• _Exercise directions_
Tally up the lines where the string "View" appears; reply with the number only.

-- START --

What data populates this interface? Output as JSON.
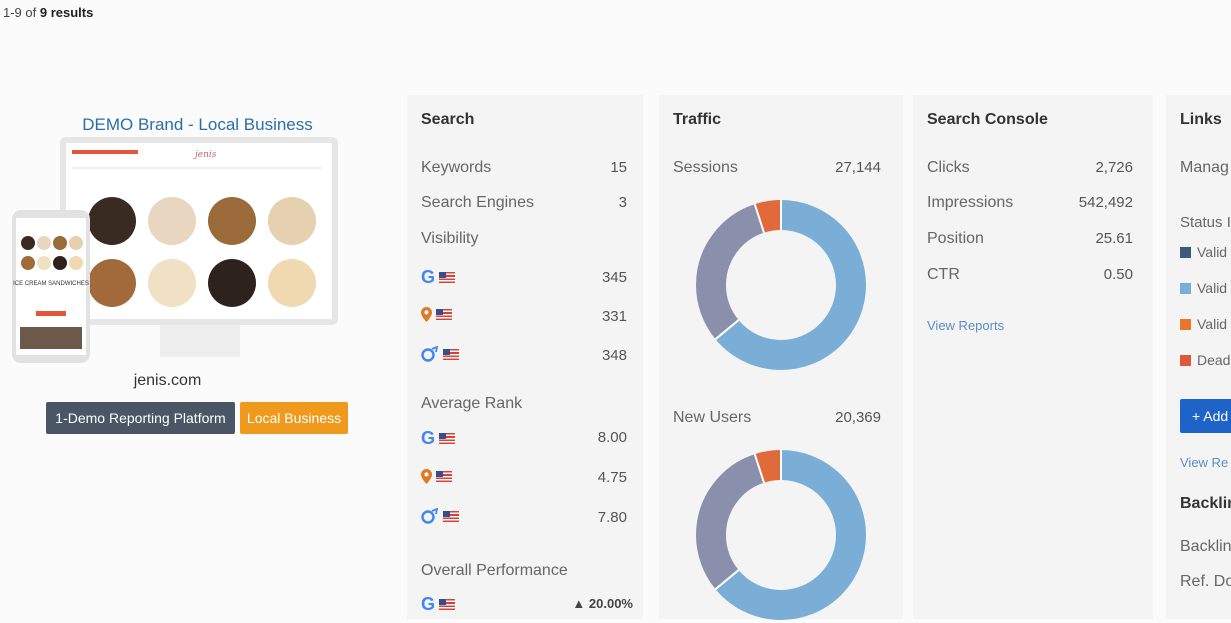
{
  "results": {
    "prefix": "1-9 of ",
    "count": "9 results"
  },
  "brand": {
    "title": "DEMO Brand - Local Business",
    "domain": "jenis.com",
    "tags": [
      "1-Demo Reporting Platform",
      "Local Business"
    ],
    "mockup_text": "ICE CREAM SANDWICHES"
  },
  "search": {
    "title": "Search",
    "keywords_label": "Keywords",
    "keywords_value": "15",
    "engines_label": "Search Engines",
    "engines_value": "3",
    "visibility_label": "Visibility",
    "visibility": [
      "345",
      "331",
      "348"
    ],
    "avg_rank_label": "Average Rank",
    "avg_rank": [
      "8.00",
      "4.75",
      "7.80"
    ],
    "overall_label": "Overall Performance",
    "overall_value": "▲ 20.00%"
  },
  "traffic": {
    "title": "Traffic",
    "sessions_label": "Sessions",
    "sessions_value": "27,144",
    "new_users_label": "New Users",
    "new_users_value": "20,369",
    "donut1": [
      0.64,
      0.31,
      0.05
    ],
    "donut2": [
      0.64,
      0.31,
      0.05
    ],
    "colors": [
      "#7aaed6",
      "#8a8fab",
      "#e06a3a"
    ]
  },
  "console": {
    "title": "Search Console",
    "rows": [
      {
        "label": "Clicks",
        "value": "2,726"
      },
      {
        "label": "Impressions",
        "value": "542,492"
      },
      {
        "label": "Position",
        "value": "25.61"
      },
      {
        "label": "CTR",
        "value": "0.50"
      }
    ],
    "view_reports": "View Reports"
  },
  "links": {
    "title": "Links",
    "manage": "Manag",
    "status": "Status I",
    "legend": [
      {
        "label": "Valid",
        "color": "#3d5a7a"
      },
      {
        "label": "Valid",
        "color": "#7aaed6"
      },
      {
        "label": "Valid",
        "color": "#e8772e"
      },
      {
        "label": "Dead",
        "color": "#e0583a"
      }
    ],
    "add_button": "+ Add",
    "view_reports": "View Re",
    "backlinks_title": "Backlin",
    "backlinks": "Backlin",
    "ref_domains": "Ref. Do"
  }
}
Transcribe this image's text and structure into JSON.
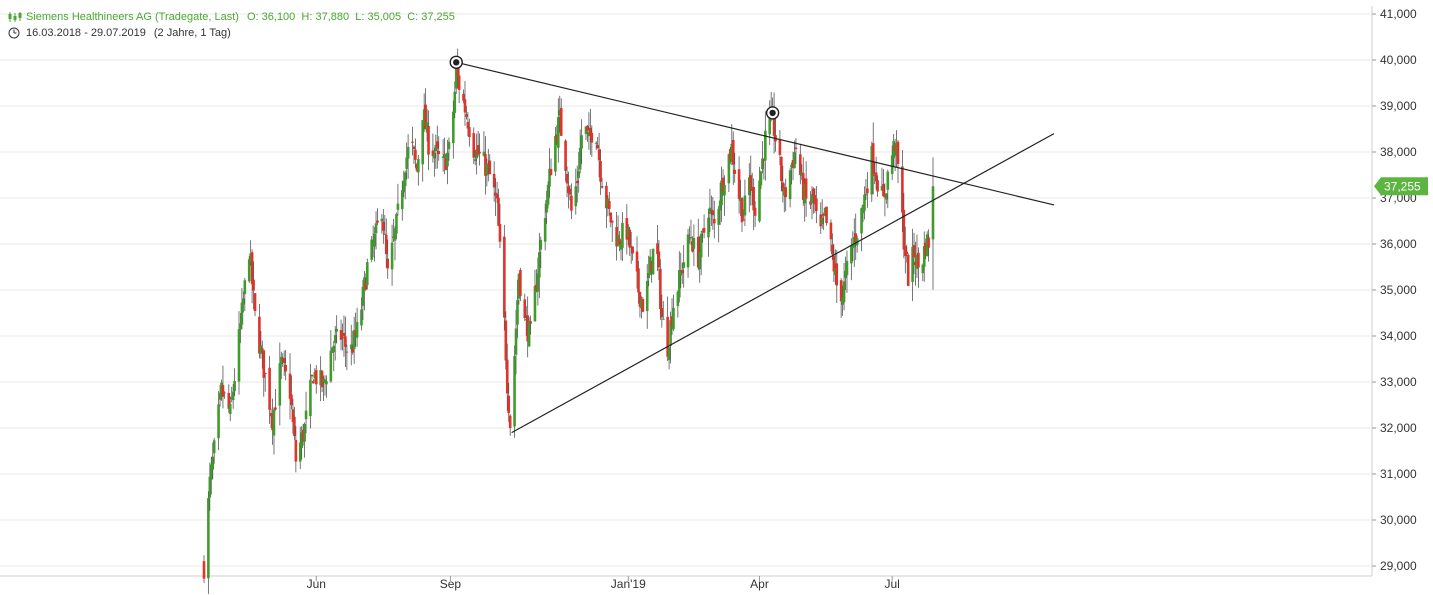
{
  "header": {
    "instrument": "Siemens Healthineers AG (Tradegate, Last)",
    "ohlc": "O: 36,100  H: 37,880  L: 35,005  C: 37,255",
    "range": "16.03.2018 - 29.07.2019",
    "period": "(2 Jahre, 1 Tag)"
  },
  "colors": {
    "up": "#3f9b2c",
    "down": "#e0332a",
    "wick": "#555555",
    "grid": "#e9e9e9",
    "trend": "#222222",
    "last_badge": "#5cb540"
  },
  "chart_data": {
    "type": "candlestick",
    "title": "Siemens Healthineers AG (Tradegate, Last)",
    "x_axis": {
      "type": "date",
      "range": [
        "2018-03-16",
        "2019-07-29"
      ],
      "tick_labels": [
        "Jun",
        "Sep",
        "Jan'19",
        "Apr",
        "Jul"
      ]
    },
    "y_axis": {
      "position": "right",
      "ylim": [
        28.8,
        41.2
      ],
      "ticks": [
        {
          "value": 29,
          "label": "29,000"
        },
        {
          "value": 30,
          "label": "30,000"
        },
        {
          "value": 31,
          "label": "31,000"
        },
        {
          "value": 32,
          "label": "32,000"
        },
        {
          "value": 33,
          "label": "33,000"
        },
        {
          "value": 34,
          "label": "34,000"
        },
        {
          "value": 35,
          "label": "35,000"
        },
        {
          "value": 36,
          "label": "36,000"
        },
        {
          "value": 37,
          "label": "37,000"
        },
        {
          "value": 38,
          "label": "38,000"
        },
        {
          "value": 39,
          "label": "39,000"
        },
        {
          "value": 40,
          "label": "40,000"
        },
        {
          "value": 41,
          "label": "41,000"
        }
      ]
    },
    "grid": true,
    "last": {
      "value": 37.255,
      "label": "37,255"
    },
    "ohlc_last": {
      "open": 36.1,
      "high": 37.88,
      "low": 35.005,
      "close": 37.255
    },
    "price_path": [
      [
        "2018-03-16",
        29.0
      ],
      [
        "2018-03-20",
        30.8
      ],
      [
        "2018-03-23",
        31.5
      ],
      [
        "2018-03-28",
        32.8
      ],
      [
        "2018-04-03",
        32.3
      ],
      [
        "2018-04-10",
        34.2
      ],
      [
        "2018-04-16",
        35.9
      ],
      [
        "2018-04-20",
        34.4
      ],
      [
        "2018-04-26",
        33.3
      ],
      [
        "2018-05-02",
        32.2
      ],
      [
        "2018-05-08",
        33.4
      ],
      [
        "2018-05-14",
        32.8
      ],
      [
        "2018-05-18",
        31.3
      ],
      [
        "2018-05-24",
        32.0
      ],
      [
        "2018-05-30",
        33.2
      ],
      [
        "2018-06-06",
        32.9
      ],
      [
        "2018-06-12",
        33.8
      ],
      [
        "2018-06-18",
        34.0
      ],
      [
        "2018-06-24",
        33.6
      ],
      [
        "2018-06-30",
        34.2
      ],
      [
        "2018-07-06",
        35.5
      ],
      [
        "2018-07-12",
        36.2
      ],
      [
        "2018-07-16",
        36.8
      ],
      [
        "2018-07-20",
        35.3
      ],
      [
        "2018-07-26",
        36.4
      ],
      [
        "2018-08-01",
        37.8
      ],
      [
        "2018-08-05",
        38.2
      ],
      [
        "2018-08-09",
        37.6
      ],
      [
        "2018-08-13",
        38.9
      ],
      [
        "2018-08-17",
        38.2
      ],
      [
        "2018-08-23",
        37.9
      ],
      [
        "2018-08-27",
        37.7
      ],
      [
        "2018-09-01",
        38.1
      ],
      [
        "2018-09-05",
        39.7
      ],
      [
        "2018-09-09",
        39.2
      ],
      [
        "2018-09-13",
        38.7
      ],
      [
        "2018-09-17",
        38.1
      ],
      [
        "2018-09-21",
        37.9
      ],
      [
        "2018-09-25",
        37.7
      ],
      [
        "2018-09-29",
        37.4
      ],
      [
        "2018-10-03",
        36.8
      ],
      [
        "2018-10-07",
        34.9
      ],
      [
        "2018-10-10",
        33.0
      ],
      [
        "2018-10-12",
        32.1
      ],
      [
        "2018-10-15",
        33.6
      ],
      [
        "2018-10-18",
        35.4
      ],
      [
        "2018-10-22",
        34.3
      ],
      [
        "2018-10-26",
        34.0
      ],
      [
        "2018-10-30",
        35.2
      ],
      [
        "2018-11-03",
        36.3
      ],
      [
        "2018-11-07",
        37.2
      ],
      [
        "2018-11-11",
        38.2
      ],
      [
        "2018-11-15",
        38.7
      ],
      [
        "2018-11-19",
        37.8
      ],
      [
        "2018-11-23",
        36.7
      ],
      [
        "2018-11-27",
        37.4
      ],
      [
        "2018-12-01",
        38.7
      ],
      [
        "2018-12-05",
        38.2
      ],
      [
        "2018-12-09",
        38.7
      ],
      [
        "2018-12-13",
        37.6
      ],
      [
        "2018-12-17",
        36.9
      ],
      [
        "2018-12-21",
        36.4
      ],
      [
        "2018-12-25",
        36.1
      ],
      [
        "2018-12-31",
        36.3
      ],
      [
        "2019-01-04",
        35.6
      ],
      [
        "2019-01-08",
        35.0
      ],
      [
        "2019-01-12",
        34.6
      ],
      [
        "2019-01-16",
        35.5
      ],
      [
        "2019-01-20",
        36.1
      ],
      [
        "2019-01-24",
        34.4
      ],
      [
        "2019-01-28",
        33.8
      ],
      [
        "2019-02-01",
        34.7
      ],
      [
        "2019-02-05",
        35.2
      ],
      [
        "2019-02-09",
        35.8
      ],
      [
        "2019-02-13",
        36.2
      ],
      [
        "2019-02-17",
        35.6
      ],
      [
        "2019-02-21",
        36.1
      ],
      [
        "2019-02-25",
        36.8
      ],
      [
        "2019-03-01",
        36.4
      ],
      [
        "2019-03-05",
        37.1
      ],
      [
        "2019-03-09",
        37.7
      ],
      [
        "2019-03-13",
        38.1
      ],
      [
        "2019-03-17",
        37.2
      ],
      [
        "2019-03-21",
        36.6
      ],
      [
        "2019-03-25",
        37.4
      ],
      [
        "2019-03-29",
        36.8
      ],
      [
        "2019-04-02",
        37.6
      ],
      [
        "2019-04-06",
        38.5
      ],
      [
        "2019-04-10",
        38.7
      ],
      [
        "2019-04-14",
        37.9
      ],
      [
        "2019-04-18",
        37.0
      ],
      [
        "2019-04-22",
        37.6
      ],
      [
        "2019-04-26",
        38.1
      ],
      [
        "2019-04-30",
        37.3
      ],
      [
        "2019-05-04",
        36.8
      ],
      [
        "2019-05-08",
        37.0
      ],
      [
        "2019-05-12",
        36.1
      ],
      [
        "2019-05-16",
        36.6
      ],
      [
        "2019-05-20",
        35.9
      ],
      [
        "2019-05-24",
        35.1
      ],
      [
        "2019-05-28",
        34.9
      ],
      [
        "2019-06-01",
        35.6
      ],
      [
        "2019-06-05",
        36.1
      ],
      [
        "2019-06-09",
        36.5
      ],
      [
        "2019-06-13",
        37.2
      ],
      [
        "2019-06-17",
        37.9
      ],
      [
        "2019-06-21",
        37.4
      ],
      [
        "2019-06-25",
        36.9
      ],
      [
        "2019-06-29",
        37.7
      ],
      [
        "2019-07-03",
        38.2
      ],
      [
        "2019-07-06",
        37.4
      ],
      [
        "2019-07-09",
        36.1
      ],
      [
        "2019-07-12",
        35.3
      ],
      [
        "2019-07-16",
        35.8
      ],
      [
        "2019-07-20",
        35.4
      ],
      [
        "2019-07-24",
        36.0
      ],
      [
        "2019-07-27",
        36.1
      ],
      [
        "2019-07-29",
        37.255
      ]
    ],
    "trend_lines": [
      {
        "name": "resistance",
        "from": [
          "2018-09-05",
          39.95
        ],
        "to": [
          "2019-10-20",
          36.85
        ],
        "pivots": [
          [
            "2018-09-05",
            39.95
          ],
          [
            "2019-04-10",
            38.85
          ]
        ]
      },
      {
        "name": "support",
        "from": [
          "2018-10-13",
          31.9
        ],
        "to": [
          "2019-10-20",
          38.4
        ]
      }
    ]
  }
}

-- END --

• _Result_
2